_SET TASK:_ Go through the listing and copy each line with the string "started".

_PROVIDED RECORDS:_
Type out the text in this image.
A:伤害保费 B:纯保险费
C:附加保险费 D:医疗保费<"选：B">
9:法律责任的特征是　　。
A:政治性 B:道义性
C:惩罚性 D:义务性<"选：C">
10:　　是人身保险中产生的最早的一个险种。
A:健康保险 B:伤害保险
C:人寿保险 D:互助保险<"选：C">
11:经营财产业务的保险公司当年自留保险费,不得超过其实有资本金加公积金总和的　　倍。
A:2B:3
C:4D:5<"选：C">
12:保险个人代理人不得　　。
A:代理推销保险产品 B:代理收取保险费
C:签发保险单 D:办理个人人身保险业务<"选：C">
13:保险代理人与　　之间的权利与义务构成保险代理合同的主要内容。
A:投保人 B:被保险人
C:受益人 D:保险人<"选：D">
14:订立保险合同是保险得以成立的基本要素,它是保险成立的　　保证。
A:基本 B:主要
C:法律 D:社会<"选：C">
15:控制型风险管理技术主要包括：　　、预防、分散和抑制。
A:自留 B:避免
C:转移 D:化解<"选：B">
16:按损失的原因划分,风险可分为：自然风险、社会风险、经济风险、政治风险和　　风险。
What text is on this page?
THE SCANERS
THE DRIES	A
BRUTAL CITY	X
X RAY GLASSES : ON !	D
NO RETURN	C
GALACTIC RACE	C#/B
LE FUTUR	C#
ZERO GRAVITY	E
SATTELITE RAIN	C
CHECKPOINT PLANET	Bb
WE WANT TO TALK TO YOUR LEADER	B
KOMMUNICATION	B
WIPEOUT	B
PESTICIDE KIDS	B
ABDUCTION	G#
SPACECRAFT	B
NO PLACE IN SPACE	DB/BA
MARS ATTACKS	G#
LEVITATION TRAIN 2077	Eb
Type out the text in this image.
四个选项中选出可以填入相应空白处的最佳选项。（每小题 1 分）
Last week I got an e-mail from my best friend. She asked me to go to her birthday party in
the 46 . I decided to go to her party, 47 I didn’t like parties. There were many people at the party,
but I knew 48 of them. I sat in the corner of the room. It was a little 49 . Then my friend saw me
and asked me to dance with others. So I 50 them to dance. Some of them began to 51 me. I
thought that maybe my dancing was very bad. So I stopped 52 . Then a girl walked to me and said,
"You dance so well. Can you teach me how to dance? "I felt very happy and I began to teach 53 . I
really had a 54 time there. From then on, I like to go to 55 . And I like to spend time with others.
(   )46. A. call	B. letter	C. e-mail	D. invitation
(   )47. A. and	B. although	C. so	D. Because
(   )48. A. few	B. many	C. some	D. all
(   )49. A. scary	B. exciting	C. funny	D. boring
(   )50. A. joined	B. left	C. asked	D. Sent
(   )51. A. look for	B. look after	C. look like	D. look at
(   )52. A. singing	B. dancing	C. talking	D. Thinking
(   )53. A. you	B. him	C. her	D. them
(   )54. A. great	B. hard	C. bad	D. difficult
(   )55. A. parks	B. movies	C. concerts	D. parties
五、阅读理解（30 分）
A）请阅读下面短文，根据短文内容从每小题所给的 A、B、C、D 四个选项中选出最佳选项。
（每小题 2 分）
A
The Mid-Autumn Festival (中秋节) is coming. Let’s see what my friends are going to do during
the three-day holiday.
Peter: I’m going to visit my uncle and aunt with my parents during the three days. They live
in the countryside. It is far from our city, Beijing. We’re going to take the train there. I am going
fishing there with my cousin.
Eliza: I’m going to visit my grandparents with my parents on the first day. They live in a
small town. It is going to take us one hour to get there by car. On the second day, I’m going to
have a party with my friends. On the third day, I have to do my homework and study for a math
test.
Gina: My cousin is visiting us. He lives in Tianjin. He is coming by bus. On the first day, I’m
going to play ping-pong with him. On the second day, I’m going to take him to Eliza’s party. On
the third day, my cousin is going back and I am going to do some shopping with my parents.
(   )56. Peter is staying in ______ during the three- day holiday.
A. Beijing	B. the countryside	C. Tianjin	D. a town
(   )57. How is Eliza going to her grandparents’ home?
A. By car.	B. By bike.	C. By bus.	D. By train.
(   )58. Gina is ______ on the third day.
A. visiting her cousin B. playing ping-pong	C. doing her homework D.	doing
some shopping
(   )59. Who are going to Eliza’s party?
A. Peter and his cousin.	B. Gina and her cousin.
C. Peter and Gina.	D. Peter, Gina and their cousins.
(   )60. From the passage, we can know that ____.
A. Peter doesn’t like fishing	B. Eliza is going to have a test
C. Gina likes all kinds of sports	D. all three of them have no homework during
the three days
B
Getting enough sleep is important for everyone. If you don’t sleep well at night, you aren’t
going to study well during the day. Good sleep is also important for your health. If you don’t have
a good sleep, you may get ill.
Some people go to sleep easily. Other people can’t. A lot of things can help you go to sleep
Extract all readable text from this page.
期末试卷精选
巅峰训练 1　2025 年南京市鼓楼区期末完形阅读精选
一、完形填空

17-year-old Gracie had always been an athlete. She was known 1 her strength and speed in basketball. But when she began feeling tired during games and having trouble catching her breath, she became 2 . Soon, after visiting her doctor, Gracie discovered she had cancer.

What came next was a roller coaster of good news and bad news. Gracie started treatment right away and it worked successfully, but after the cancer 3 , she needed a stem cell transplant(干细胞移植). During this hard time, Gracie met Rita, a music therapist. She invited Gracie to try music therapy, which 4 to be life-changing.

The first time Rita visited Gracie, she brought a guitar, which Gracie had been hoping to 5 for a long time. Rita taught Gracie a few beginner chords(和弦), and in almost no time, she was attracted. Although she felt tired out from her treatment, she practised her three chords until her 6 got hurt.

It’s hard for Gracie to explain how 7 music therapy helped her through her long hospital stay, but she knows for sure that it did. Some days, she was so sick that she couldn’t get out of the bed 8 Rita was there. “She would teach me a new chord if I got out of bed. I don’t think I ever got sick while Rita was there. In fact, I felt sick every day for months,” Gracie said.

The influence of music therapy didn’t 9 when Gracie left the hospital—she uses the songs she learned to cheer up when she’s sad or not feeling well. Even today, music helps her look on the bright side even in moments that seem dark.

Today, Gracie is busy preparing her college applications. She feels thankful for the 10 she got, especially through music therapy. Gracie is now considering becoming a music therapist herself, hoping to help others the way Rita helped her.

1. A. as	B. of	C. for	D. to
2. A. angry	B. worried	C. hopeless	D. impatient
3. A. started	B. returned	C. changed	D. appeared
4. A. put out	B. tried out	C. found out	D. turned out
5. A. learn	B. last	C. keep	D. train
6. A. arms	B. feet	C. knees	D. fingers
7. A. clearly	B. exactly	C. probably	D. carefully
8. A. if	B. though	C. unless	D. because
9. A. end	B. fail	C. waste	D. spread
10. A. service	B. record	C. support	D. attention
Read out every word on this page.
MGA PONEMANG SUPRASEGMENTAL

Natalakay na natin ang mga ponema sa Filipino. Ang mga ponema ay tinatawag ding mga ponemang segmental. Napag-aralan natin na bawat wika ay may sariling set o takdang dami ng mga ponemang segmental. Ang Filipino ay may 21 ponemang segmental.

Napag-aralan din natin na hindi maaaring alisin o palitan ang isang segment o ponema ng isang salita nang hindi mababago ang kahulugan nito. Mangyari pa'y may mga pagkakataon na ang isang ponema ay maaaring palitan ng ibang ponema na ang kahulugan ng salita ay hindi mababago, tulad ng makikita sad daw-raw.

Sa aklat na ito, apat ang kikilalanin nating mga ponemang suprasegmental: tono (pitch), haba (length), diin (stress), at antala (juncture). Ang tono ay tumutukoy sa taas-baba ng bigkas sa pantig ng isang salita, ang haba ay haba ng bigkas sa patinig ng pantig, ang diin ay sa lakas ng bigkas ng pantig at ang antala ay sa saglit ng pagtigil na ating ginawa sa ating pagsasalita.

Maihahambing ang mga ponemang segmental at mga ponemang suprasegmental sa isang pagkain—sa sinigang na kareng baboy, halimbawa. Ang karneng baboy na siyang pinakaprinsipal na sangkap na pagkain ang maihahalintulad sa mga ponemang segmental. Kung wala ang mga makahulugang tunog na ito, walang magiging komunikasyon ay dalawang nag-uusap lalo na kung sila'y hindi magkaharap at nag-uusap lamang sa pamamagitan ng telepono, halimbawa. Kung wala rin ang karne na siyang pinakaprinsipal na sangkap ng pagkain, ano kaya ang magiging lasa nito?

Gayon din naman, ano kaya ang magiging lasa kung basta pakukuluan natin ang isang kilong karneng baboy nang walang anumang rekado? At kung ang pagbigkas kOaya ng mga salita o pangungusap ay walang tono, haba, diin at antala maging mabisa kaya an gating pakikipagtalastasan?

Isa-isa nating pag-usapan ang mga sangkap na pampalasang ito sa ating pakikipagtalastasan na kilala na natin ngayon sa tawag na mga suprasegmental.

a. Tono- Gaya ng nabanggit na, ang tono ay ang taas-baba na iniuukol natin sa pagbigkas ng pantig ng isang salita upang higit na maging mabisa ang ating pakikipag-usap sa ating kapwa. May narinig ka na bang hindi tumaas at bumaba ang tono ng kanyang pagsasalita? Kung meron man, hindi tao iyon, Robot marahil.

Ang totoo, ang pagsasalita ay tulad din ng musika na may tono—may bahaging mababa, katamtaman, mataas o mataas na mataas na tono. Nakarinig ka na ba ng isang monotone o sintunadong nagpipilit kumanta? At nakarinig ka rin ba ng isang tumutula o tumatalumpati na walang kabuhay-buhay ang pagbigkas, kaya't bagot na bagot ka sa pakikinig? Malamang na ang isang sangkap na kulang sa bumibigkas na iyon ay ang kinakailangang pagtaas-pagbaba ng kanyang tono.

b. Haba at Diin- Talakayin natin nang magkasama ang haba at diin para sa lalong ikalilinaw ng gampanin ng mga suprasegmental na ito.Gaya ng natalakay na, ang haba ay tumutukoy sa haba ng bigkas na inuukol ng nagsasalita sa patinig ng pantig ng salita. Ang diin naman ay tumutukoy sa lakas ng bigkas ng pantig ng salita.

_ANSWER BELOW:_
What came next was a roller coaster of good news and bad news. Gracie started treatment right away and it worked successfully, but after the cancer 3 , she needed a stem cell transplant(干细胞移植). During this hard time, Gracie met Rita, a music therapist. She invited Gracie to try music therapy, which 4 to be life-changing.
3. A. started	B. returned	C. changed	D. appeared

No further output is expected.